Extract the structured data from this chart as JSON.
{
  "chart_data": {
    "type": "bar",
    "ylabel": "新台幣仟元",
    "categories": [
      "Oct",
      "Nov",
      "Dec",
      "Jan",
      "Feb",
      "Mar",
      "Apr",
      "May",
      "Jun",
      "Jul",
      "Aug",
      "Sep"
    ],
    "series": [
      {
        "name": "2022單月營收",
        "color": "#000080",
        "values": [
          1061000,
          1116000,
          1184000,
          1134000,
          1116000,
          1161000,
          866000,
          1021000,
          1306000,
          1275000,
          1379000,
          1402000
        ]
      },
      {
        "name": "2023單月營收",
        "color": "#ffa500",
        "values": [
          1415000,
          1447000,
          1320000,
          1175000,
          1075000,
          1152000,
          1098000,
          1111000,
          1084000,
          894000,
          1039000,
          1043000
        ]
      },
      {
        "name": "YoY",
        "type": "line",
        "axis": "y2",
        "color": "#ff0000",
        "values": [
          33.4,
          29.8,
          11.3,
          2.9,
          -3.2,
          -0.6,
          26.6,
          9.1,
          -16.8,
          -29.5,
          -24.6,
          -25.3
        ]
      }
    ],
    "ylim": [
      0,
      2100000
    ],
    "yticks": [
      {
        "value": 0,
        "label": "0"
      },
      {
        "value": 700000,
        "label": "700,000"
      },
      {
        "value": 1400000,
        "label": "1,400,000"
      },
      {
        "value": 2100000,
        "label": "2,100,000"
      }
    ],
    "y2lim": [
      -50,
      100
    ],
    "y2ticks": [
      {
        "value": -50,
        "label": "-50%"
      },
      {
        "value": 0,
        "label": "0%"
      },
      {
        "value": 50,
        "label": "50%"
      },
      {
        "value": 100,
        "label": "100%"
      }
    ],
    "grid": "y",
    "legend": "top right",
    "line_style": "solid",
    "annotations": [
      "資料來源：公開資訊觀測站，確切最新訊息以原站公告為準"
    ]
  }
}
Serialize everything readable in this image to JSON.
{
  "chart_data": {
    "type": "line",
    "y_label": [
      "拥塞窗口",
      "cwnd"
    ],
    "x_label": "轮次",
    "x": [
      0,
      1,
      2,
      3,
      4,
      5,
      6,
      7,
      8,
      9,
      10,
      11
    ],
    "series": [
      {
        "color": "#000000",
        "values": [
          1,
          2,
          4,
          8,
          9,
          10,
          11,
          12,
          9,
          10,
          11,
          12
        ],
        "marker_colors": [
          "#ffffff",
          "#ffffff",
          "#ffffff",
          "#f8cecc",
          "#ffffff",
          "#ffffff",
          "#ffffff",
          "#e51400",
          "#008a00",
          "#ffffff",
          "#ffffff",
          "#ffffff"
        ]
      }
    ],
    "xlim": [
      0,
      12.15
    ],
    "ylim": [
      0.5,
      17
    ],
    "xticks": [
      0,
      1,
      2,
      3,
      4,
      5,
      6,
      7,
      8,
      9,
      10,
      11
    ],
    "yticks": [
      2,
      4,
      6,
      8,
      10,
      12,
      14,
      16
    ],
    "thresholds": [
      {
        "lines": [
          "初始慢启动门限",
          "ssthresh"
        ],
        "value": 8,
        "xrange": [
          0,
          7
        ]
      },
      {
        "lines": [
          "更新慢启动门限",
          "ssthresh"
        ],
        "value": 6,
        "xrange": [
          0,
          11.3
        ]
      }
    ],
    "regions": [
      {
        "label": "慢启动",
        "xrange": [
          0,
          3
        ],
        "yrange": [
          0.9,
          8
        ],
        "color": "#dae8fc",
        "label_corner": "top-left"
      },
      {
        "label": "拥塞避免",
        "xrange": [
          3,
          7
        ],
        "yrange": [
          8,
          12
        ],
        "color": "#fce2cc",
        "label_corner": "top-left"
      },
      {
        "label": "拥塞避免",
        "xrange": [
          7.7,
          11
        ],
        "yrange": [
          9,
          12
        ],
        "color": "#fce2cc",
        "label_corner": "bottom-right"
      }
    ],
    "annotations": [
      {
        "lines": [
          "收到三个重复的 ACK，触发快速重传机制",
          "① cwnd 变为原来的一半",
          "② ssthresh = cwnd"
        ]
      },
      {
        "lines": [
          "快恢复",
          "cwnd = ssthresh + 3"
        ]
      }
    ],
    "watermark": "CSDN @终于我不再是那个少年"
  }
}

[WORK TO BE COMPLETED] List each line of the records that holds the string "ssthresh".

[RESPONSE]
          "ssthresh"
          "ssthresh"
          "② ssthresh = cwnd"
          "cwnd = ssthresh + 3"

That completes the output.